Locate each line holding the string "disk" and copy it.
================================
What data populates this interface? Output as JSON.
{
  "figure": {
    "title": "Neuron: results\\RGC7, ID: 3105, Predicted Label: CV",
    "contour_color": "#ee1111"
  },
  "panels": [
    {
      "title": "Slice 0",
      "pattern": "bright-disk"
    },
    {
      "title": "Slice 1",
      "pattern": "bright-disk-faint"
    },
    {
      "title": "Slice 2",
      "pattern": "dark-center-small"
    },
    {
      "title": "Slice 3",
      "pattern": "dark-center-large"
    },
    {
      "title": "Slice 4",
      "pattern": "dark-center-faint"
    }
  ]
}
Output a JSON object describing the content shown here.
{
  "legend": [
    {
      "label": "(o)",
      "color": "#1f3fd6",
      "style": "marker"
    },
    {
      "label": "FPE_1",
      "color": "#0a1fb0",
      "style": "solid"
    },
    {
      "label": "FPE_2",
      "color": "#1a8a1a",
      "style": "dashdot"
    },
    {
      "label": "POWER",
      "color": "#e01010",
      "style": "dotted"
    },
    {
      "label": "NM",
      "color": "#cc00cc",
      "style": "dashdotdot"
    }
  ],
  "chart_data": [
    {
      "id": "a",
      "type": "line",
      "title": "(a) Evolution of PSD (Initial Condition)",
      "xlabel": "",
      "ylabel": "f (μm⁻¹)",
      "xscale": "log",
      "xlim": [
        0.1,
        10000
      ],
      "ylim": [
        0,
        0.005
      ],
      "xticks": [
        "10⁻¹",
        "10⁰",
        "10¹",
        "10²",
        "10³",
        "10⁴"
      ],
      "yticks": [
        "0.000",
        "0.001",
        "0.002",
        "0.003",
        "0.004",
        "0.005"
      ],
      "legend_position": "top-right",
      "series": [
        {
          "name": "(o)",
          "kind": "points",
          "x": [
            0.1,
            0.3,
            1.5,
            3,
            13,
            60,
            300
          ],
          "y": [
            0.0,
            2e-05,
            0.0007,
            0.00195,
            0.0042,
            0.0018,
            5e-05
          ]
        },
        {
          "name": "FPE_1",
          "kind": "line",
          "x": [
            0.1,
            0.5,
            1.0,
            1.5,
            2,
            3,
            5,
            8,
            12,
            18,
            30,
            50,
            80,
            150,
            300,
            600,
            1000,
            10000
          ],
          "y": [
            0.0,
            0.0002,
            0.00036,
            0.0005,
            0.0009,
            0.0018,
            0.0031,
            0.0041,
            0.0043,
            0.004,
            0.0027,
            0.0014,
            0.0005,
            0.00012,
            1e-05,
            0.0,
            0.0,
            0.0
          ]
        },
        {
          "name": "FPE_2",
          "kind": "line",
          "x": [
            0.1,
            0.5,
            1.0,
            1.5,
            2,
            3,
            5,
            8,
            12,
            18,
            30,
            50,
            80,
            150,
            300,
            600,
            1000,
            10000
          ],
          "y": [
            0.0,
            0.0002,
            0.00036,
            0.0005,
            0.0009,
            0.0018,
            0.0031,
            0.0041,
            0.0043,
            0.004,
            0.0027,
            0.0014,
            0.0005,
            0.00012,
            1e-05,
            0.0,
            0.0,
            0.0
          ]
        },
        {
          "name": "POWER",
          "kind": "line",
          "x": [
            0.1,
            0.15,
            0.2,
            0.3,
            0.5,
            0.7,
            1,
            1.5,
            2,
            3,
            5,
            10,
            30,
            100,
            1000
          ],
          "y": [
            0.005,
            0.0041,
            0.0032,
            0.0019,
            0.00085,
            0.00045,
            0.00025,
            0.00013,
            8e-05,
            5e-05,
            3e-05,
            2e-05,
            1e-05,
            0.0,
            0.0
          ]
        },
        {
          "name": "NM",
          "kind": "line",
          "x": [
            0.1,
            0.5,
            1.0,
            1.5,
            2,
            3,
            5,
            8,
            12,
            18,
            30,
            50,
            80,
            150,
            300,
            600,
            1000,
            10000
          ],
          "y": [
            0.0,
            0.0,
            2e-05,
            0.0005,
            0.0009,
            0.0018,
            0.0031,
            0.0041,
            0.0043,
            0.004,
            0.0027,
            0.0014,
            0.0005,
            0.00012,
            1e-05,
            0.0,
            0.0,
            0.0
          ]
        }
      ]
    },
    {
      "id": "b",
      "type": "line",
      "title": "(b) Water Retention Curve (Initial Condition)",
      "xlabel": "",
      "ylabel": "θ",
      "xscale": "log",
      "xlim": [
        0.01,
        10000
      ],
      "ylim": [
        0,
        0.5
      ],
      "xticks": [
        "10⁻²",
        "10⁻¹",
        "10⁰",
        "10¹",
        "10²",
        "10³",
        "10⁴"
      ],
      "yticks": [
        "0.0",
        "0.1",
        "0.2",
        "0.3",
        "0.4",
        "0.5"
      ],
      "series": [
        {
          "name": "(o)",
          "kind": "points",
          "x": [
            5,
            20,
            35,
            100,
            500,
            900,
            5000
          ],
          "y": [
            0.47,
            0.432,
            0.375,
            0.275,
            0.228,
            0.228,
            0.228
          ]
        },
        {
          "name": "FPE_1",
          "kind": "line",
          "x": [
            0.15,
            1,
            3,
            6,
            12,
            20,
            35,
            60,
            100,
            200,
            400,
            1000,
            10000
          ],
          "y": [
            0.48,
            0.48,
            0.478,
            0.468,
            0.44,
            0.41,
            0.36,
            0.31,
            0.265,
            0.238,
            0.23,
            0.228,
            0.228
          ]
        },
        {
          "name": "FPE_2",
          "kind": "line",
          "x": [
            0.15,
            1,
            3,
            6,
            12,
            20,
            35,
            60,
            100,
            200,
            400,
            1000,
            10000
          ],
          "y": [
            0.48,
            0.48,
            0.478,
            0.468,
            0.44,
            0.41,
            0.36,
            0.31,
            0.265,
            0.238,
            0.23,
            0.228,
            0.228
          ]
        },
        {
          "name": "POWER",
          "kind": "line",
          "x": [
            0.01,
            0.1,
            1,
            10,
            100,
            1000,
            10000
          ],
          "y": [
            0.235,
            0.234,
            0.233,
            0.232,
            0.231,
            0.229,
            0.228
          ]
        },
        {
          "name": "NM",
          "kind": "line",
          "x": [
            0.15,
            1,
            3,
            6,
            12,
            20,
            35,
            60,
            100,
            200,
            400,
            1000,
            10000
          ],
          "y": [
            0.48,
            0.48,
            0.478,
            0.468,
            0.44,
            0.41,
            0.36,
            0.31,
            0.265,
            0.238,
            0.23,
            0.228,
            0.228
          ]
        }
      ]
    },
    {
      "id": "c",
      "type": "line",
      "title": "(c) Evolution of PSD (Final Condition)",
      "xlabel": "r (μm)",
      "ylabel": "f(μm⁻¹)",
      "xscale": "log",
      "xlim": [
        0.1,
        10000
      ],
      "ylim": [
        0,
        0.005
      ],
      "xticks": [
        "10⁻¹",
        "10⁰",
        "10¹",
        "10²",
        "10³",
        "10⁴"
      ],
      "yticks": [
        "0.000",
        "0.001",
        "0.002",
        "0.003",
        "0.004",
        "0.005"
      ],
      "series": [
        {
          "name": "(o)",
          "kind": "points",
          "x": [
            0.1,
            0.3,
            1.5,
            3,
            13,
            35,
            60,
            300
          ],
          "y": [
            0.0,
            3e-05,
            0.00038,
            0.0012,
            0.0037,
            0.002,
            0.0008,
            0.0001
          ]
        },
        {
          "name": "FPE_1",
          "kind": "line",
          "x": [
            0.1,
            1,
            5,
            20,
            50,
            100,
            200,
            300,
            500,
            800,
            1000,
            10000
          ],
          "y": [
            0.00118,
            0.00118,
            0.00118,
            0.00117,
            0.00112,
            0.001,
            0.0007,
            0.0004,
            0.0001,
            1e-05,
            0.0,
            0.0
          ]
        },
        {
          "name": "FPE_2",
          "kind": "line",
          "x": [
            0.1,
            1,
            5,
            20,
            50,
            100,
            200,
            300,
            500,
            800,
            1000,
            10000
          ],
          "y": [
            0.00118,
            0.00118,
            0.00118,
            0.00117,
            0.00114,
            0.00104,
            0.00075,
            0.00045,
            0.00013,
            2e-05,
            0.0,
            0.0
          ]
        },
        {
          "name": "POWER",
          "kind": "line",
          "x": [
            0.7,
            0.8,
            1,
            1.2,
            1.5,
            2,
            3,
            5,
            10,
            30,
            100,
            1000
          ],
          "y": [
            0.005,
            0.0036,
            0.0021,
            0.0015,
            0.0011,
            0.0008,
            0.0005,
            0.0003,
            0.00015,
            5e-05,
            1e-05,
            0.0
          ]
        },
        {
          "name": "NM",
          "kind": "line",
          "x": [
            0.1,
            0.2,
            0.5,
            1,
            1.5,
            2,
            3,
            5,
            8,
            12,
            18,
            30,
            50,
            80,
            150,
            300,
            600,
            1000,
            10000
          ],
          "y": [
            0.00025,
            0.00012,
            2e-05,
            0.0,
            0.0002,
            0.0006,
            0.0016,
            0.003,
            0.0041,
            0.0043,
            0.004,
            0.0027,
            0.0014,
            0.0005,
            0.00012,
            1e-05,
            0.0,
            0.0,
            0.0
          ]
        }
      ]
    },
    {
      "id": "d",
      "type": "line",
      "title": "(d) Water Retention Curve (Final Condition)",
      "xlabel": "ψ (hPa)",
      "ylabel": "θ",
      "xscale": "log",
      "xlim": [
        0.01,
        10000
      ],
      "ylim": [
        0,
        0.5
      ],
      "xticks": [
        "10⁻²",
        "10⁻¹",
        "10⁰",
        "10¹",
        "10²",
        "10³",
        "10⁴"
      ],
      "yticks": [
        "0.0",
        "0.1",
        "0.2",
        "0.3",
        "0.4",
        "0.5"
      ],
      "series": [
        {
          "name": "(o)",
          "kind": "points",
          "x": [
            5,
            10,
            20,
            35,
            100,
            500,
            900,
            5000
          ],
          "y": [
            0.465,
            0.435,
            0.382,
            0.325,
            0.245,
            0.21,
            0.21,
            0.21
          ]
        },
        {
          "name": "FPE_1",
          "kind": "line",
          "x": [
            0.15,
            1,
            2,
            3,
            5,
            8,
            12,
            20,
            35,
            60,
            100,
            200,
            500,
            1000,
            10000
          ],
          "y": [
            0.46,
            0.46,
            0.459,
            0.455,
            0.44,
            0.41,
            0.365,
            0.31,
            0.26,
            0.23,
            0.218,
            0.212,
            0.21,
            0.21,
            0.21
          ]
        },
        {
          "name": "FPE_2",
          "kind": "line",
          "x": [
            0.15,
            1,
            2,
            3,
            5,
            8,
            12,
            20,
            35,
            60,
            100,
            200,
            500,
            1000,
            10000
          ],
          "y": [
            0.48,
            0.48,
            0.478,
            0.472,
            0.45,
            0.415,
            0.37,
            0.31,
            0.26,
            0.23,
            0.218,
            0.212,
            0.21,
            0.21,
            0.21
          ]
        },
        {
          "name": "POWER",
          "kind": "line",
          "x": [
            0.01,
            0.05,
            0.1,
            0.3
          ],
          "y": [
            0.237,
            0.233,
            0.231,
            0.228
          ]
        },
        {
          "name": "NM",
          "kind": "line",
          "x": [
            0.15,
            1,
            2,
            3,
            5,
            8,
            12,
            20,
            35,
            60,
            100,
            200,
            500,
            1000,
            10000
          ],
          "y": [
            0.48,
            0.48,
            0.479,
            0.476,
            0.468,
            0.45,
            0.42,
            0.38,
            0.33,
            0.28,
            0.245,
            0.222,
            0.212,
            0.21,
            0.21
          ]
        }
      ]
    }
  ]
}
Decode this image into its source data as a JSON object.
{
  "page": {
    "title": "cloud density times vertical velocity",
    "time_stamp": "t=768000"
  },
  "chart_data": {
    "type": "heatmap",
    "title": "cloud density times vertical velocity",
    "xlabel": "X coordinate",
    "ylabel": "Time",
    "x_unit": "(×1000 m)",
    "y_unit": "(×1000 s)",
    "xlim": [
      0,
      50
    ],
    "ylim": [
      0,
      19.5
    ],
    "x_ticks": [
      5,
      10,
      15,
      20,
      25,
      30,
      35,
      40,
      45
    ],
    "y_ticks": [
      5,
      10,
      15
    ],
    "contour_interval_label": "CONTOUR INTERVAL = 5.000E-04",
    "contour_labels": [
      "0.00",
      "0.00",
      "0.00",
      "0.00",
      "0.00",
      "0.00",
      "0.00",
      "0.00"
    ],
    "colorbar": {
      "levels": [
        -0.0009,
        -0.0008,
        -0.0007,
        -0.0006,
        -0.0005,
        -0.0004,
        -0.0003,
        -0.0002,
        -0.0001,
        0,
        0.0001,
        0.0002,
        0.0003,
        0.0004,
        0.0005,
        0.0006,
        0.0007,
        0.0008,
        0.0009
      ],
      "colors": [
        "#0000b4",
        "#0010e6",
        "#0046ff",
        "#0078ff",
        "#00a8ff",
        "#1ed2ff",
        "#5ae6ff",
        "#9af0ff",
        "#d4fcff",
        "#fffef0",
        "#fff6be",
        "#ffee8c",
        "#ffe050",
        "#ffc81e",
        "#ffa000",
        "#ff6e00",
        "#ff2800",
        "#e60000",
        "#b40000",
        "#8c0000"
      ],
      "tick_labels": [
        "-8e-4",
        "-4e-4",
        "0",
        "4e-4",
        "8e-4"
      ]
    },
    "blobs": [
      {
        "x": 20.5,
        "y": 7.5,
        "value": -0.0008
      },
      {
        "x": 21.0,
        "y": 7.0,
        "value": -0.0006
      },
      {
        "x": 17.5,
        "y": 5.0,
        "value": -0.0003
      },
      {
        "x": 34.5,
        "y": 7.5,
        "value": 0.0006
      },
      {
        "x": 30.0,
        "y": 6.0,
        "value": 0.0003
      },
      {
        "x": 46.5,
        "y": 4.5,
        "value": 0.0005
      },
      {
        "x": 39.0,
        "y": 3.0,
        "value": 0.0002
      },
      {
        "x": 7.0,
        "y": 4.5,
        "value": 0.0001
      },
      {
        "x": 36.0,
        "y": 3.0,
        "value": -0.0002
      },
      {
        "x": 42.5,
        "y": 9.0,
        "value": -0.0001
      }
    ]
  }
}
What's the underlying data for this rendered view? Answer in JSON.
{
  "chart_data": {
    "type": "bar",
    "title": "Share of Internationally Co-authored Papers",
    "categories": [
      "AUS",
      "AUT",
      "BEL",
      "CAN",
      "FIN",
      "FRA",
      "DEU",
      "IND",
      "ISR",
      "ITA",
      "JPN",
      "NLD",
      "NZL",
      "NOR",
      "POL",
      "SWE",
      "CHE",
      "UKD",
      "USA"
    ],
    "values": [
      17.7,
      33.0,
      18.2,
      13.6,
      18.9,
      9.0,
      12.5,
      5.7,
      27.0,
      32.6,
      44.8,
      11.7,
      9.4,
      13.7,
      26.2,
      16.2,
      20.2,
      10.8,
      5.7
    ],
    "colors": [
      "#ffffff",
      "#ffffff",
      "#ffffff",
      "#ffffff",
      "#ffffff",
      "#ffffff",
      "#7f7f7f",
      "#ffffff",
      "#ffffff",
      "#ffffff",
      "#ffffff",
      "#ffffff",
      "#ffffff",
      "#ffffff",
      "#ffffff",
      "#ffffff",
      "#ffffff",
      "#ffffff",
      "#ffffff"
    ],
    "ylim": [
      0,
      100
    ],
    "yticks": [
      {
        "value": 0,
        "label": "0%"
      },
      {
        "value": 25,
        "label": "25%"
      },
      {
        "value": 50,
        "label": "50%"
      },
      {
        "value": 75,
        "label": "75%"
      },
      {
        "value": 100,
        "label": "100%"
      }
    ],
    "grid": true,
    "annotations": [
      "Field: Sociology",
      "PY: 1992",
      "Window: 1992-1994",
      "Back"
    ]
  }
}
================================
Exercise response>
      "pattern": "bright-disk"
      "pattern": "bright-disk-faint"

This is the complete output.